* start Records shown *

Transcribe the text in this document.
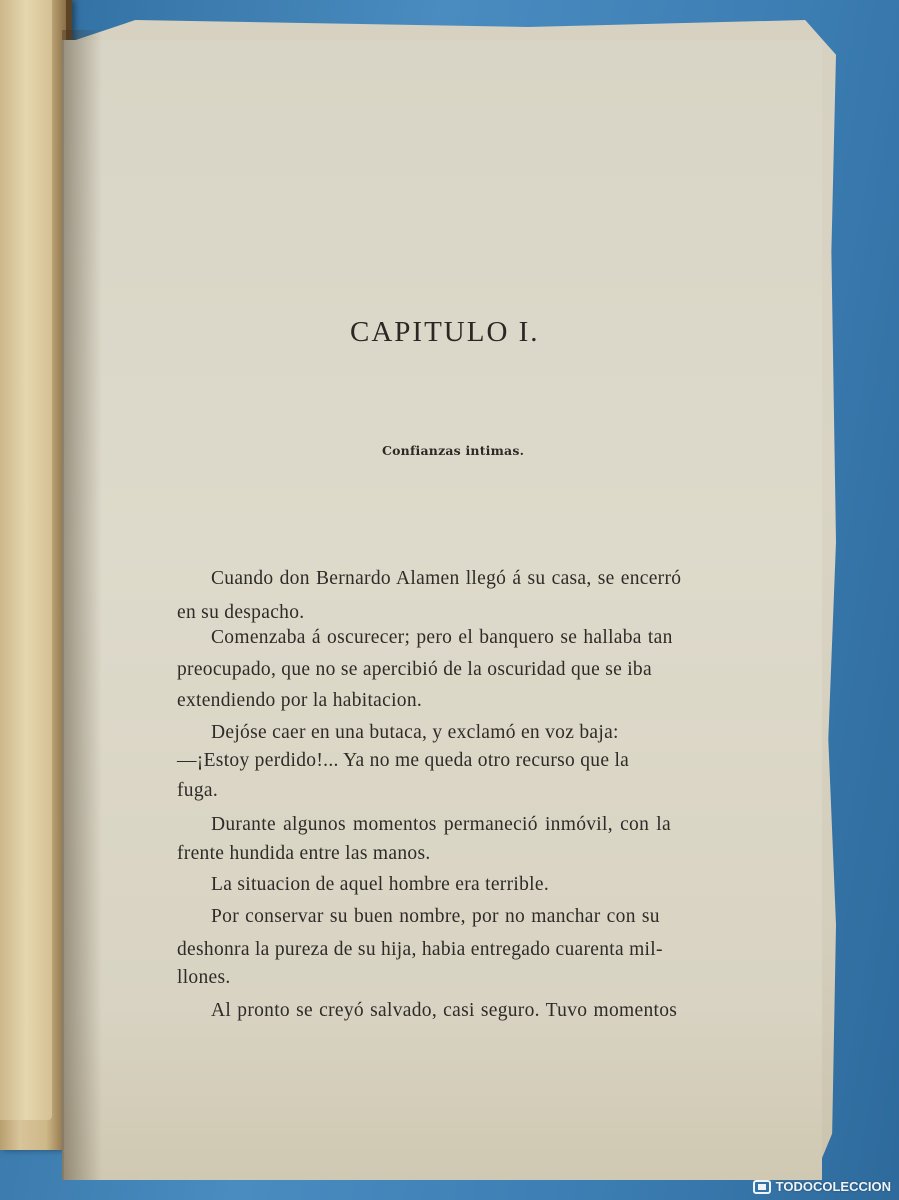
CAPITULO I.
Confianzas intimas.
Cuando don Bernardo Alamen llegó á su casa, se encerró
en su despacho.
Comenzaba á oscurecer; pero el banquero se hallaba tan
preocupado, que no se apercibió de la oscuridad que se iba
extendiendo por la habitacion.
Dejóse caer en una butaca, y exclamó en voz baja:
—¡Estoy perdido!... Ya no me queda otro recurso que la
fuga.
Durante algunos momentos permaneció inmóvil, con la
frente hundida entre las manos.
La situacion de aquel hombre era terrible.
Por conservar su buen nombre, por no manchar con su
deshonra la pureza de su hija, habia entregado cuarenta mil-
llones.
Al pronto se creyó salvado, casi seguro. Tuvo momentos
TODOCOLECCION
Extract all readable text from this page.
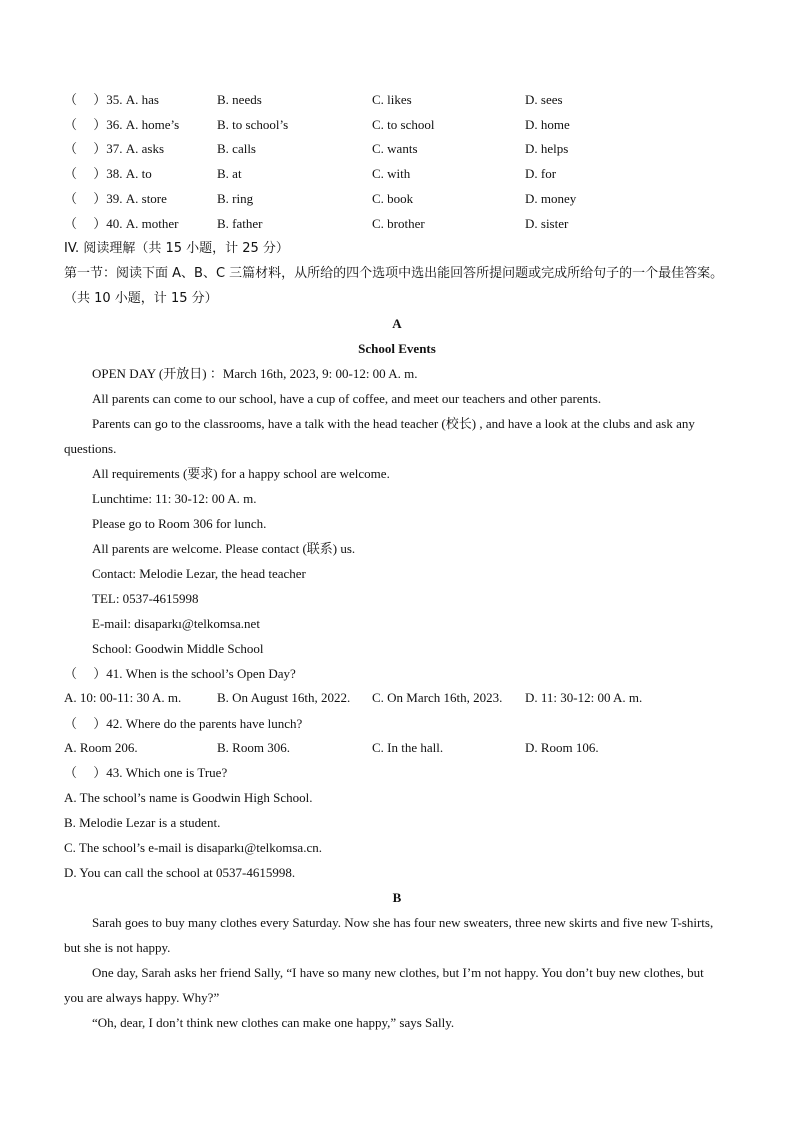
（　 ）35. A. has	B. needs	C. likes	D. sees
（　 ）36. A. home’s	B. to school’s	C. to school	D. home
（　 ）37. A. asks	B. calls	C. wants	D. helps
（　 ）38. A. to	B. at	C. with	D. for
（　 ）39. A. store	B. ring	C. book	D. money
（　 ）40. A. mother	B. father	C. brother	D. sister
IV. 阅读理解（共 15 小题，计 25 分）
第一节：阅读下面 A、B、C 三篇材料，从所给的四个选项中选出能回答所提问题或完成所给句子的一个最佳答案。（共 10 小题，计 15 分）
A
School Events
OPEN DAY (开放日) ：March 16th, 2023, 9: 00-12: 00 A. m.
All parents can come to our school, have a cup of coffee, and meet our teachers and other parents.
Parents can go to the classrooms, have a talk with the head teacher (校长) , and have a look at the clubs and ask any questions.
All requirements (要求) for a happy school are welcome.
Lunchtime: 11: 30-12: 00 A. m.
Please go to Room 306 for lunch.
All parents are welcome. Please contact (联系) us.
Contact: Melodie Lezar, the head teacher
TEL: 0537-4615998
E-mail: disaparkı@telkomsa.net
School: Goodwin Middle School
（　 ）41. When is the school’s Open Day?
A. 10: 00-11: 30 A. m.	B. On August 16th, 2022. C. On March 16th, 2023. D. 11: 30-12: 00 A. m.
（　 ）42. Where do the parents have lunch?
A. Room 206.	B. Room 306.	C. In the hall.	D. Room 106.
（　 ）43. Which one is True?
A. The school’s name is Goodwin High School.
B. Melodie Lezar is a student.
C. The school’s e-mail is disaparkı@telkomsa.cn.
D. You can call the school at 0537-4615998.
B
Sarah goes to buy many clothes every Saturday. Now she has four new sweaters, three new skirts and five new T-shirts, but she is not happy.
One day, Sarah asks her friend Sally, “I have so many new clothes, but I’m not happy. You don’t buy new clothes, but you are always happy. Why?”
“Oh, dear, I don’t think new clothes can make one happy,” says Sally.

* end Records shown *

> _Set task_
Search the records for the word "asks" and copy every line where it occurs.

> _Problem solution_
（　 ）37. A. asks	B. calls	C. wants	D. helps
One day, Sarah asks her friend Sally, “I have so many new clothes, but I’m not happy. You don’t buy new clothes, but you are always happy. Why?”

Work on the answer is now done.